[Start The data]

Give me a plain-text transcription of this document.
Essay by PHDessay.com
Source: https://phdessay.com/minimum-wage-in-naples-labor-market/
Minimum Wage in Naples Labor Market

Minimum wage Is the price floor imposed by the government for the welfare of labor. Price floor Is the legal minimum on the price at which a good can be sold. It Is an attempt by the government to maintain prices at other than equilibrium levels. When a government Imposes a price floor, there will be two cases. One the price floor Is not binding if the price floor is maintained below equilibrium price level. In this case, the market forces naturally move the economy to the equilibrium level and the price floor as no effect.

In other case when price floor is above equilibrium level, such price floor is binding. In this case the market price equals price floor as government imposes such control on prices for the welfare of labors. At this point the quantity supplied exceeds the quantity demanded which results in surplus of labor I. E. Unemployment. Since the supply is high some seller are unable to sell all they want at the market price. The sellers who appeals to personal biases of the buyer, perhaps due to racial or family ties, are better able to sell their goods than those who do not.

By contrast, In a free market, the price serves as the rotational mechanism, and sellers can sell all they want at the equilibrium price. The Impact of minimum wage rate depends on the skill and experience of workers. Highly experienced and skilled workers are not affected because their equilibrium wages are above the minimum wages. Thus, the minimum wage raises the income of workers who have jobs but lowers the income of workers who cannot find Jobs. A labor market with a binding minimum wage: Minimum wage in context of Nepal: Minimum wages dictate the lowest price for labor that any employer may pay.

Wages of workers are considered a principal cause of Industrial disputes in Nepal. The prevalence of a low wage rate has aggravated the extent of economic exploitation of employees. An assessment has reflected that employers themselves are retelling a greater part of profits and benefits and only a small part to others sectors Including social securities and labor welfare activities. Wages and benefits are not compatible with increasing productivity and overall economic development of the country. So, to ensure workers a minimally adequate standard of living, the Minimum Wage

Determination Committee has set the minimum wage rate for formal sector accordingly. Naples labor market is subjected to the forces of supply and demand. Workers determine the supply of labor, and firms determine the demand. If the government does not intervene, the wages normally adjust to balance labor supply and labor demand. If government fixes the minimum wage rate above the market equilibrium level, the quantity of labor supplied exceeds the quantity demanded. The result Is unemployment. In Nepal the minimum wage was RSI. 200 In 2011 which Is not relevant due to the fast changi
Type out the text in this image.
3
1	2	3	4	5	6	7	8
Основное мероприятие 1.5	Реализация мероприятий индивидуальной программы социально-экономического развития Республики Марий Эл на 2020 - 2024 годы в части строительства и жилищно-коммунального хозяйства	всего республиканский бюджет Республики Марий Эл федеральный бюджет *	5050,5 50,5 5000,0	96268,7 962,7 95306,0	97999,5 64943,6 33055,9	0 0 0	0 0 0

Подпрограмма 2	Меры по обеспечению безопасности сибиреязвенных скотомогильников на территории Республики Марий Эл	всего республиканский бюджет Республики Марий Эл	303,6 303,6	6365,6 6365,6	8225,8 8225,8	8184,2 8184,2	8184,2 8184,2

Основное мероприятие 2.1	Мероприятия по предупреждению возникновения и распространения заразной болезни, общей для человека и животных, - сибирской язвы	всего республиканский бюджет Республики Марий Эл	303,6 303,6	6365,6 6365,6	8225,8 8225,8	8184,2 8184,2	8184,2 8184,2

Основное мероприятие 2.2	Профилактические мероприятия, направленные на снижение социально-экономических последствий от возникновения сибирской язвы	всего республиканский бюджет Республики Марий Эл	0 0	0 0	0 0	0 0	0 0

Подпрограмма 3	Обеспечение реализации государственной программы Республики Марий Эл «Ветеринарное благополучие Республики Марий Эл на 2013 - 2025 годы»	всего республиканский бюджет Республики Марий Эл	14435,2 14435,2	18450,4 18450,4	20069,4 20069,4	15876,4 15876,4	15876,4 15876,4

[End The data]

* **Exercise instructions**: Produce an exact copy of the whole listing.

* **Answer below**:
Give me a plain-text transcription of this document.
Essay by PHDessay.com
Source: https://phdessay.com/minimum-wage-in-naples-labor-market/
Minimum Wage in Naples Labor Market

Minimum wage Is the price floor imposed by the government for the welfare of labor. Price floor Is the legal minimum on the price at which a good can be sold. It Is an attempt by the government to maintain prices at other than equilibrium levels. When a government Imposes a price floor, there will be two cases. One the price floor Is not binding if the price floor is maintained below equilibrium price level. In this case, the market forces naturally move the economy to the equilibrium level and the price floor as no effect.

In other case when price floor is above equilibrium level, such price floor is binding. In this case the market price equals price floor as government imposes such control on prices for the welfare of labors. At this point the quantity supplied exceeds the quantity demanded which results in surplus of labor I. E. Unemployment. Since the supply is high some seller are unable to sell all they want at the market price. The sellers who appeals to personal biases of the buyer, perhaps due to racial or family ties, are better able to sell their goods than those who do not.

By contrast, In a free market, the price serves as the rotational mechanism, and sellers can sell all they want at the equilibrium price. The Impact of minimum wage rate depends on the skill and experience of workers. Highly experienced and skilled workers are not affected because their equilibrium wages are above the minimum wages. Thus, the minimum wage raises the income of workers who have jobs but lowers the income of workers who cannot find Jobs. A labor market with a binding minimum wage: Minimum wage in context of Nepal: Minimum wages dictate the lowest price for labor that any employer may pay.

Wages of workers are considered a principal cause of Industrial disputes in Nepal. The prevalence of a low wage rate has aggravated the extent of economic exploitation of employees. An assessment has reflected that employers themselves are retelling a greater part of profits and benefits and only a small part to others sectors Including social securities and labor welfare activities. Wages and benefits are not compatible with increasing productivity and overall economic development of the country. So, to ensure workers a minimally adequate standard of living, the Minimum Wage

Determination Committee has set the minimum wage rate for formal sector accordingly. Naples labor market is subjected to the forces of supply and demand. Workers determine the supply of labor, and firms determine the demand. If the government does not intervene, the wages normally adjust to balance labor supply and labor demand. If government fixes the minimum wage rate above the market equilibrium level, the quantity of labor supplied exceeds the quantity demanded. The result Is unemployment. In Nepal the minimum wage was RSI. 200 In 2011 which Is not relevant due to the fast changi
Type out the text in this image.
3
1	2	3	4	5	6	7	8
Основное мероприятие 1.5	Реализация мероприятий индивидуальной программы социально-экономического развития Республики Марий Эл на 2020 - 2024 годы в части строительства и жилищно-коммунального хозяйства	всего республиканский бюджет Республики Марий Эл федеральный бюджет *	5050,5 50,5 5000,0	96268,7 962,7 95306,0	97999,5 64943,6 33055,9	0 0 0	0 0 0

Подпрограмма 2	Меры по обеспечению безопасности сибиреязвенных скотомогильников на территории Республики Марий Эл	всего республиканский бюджет Республики Марий Эл	303,6 303,6	6365,6 6365,6	8225,8 8225,8	8184,2 8184,2	8184,2 8184,2

Основное мероприятие 2.1	Мероприятия по предупреждению возникновения и распространения заразной болезни, общей для человека и животных, - сибирской язвы	всего республиканский бюджет Республики Марий Эл	303,6 303,6	6365,6 6365,6	8225,8 8225,8	8184,2 8184,2	8184,2 8184,2

Основное мероприятие 2.2	Профилактические мероприятия, направленные на снижение социально-экономических последствий от возникновения сибирской язвы	всего республиканский бюджет Республики Марий Эл	0 0	0 0	0 0	0 0	0 0

Подпрограмма 3	Обеспечение реализации государственной программы Республики Марий Эл «Ветеринарное благополучие Республики Марий Эл на 2013 - 2025 годы»	всего республиканский бюджет Республики Марий Эл	14435,2 14435,2	18450,4 18450,4	20069,4 20069,4	15876,4 15876,4	15876,4 15876,4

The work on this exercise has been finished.